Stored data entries
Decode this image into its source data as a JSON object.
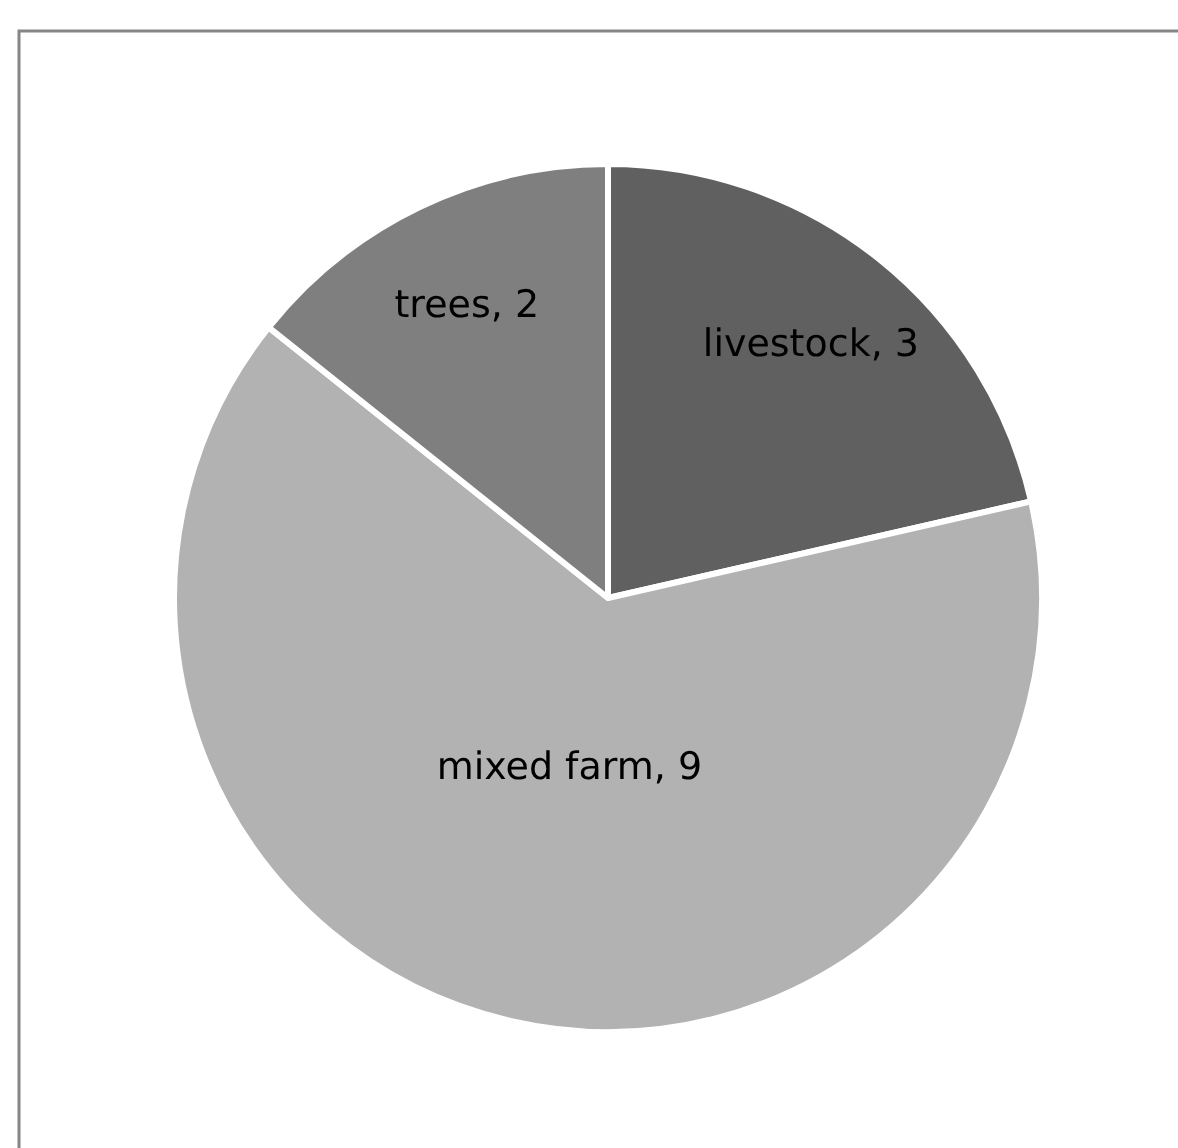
{
  "chart_data": {
    "type": "pie",
    "categories": [
      "livestock",
      "mixed farm",
      "trees"
    ],
    "values": [
      3,
      9,
      2
    ],
    "value_labels": [
      ", 3",
      ", 9",
      ", 2"
    ],
    "colors": [
      "#606060",
      "#b2b2b2",
      "#7f7f7f"
    ]
  }
}
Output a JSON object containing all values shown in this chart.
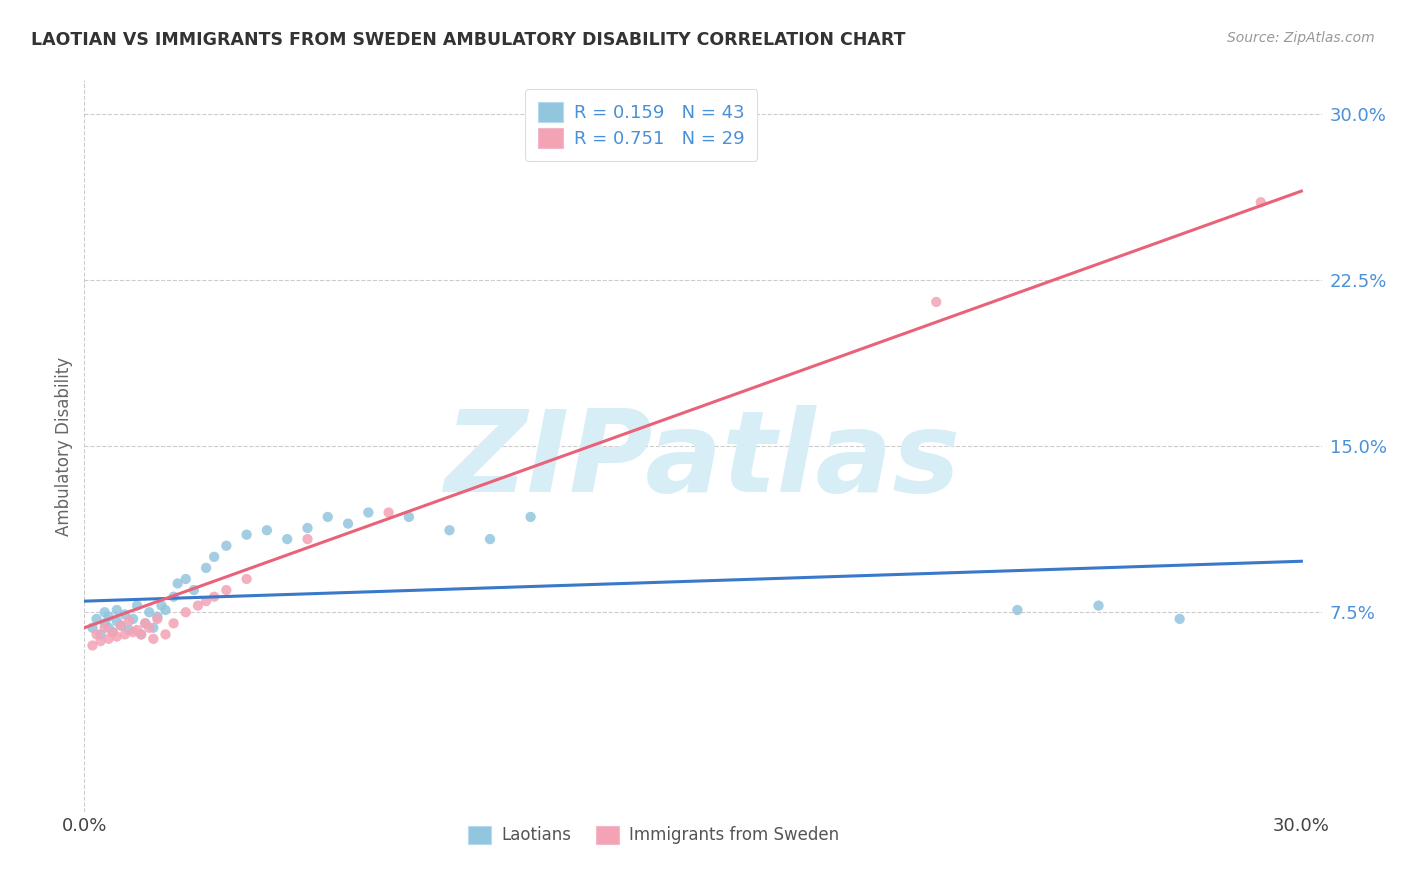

**What to work on:** Repeat the records above verbatim, with no pictures in the result.

**Worked solution:**
Decode this image into its source data as a JSON object.
{
  "chart_data": {
    "type": "pie",
    "categories": [
      "livestock",
      "mixed farm",
      "trees"
    ],
    "values": [
      3,
      9,
      2
    ],
    "value_labels": [
      ", 3",
      ", 9",
      ", 2"
    ],
    "colors": [
      "#606060",
      "#b2b2b2",
      "#7f7f7f"
    ]
  }
}
Output a JSON object containing all values shown in this chart.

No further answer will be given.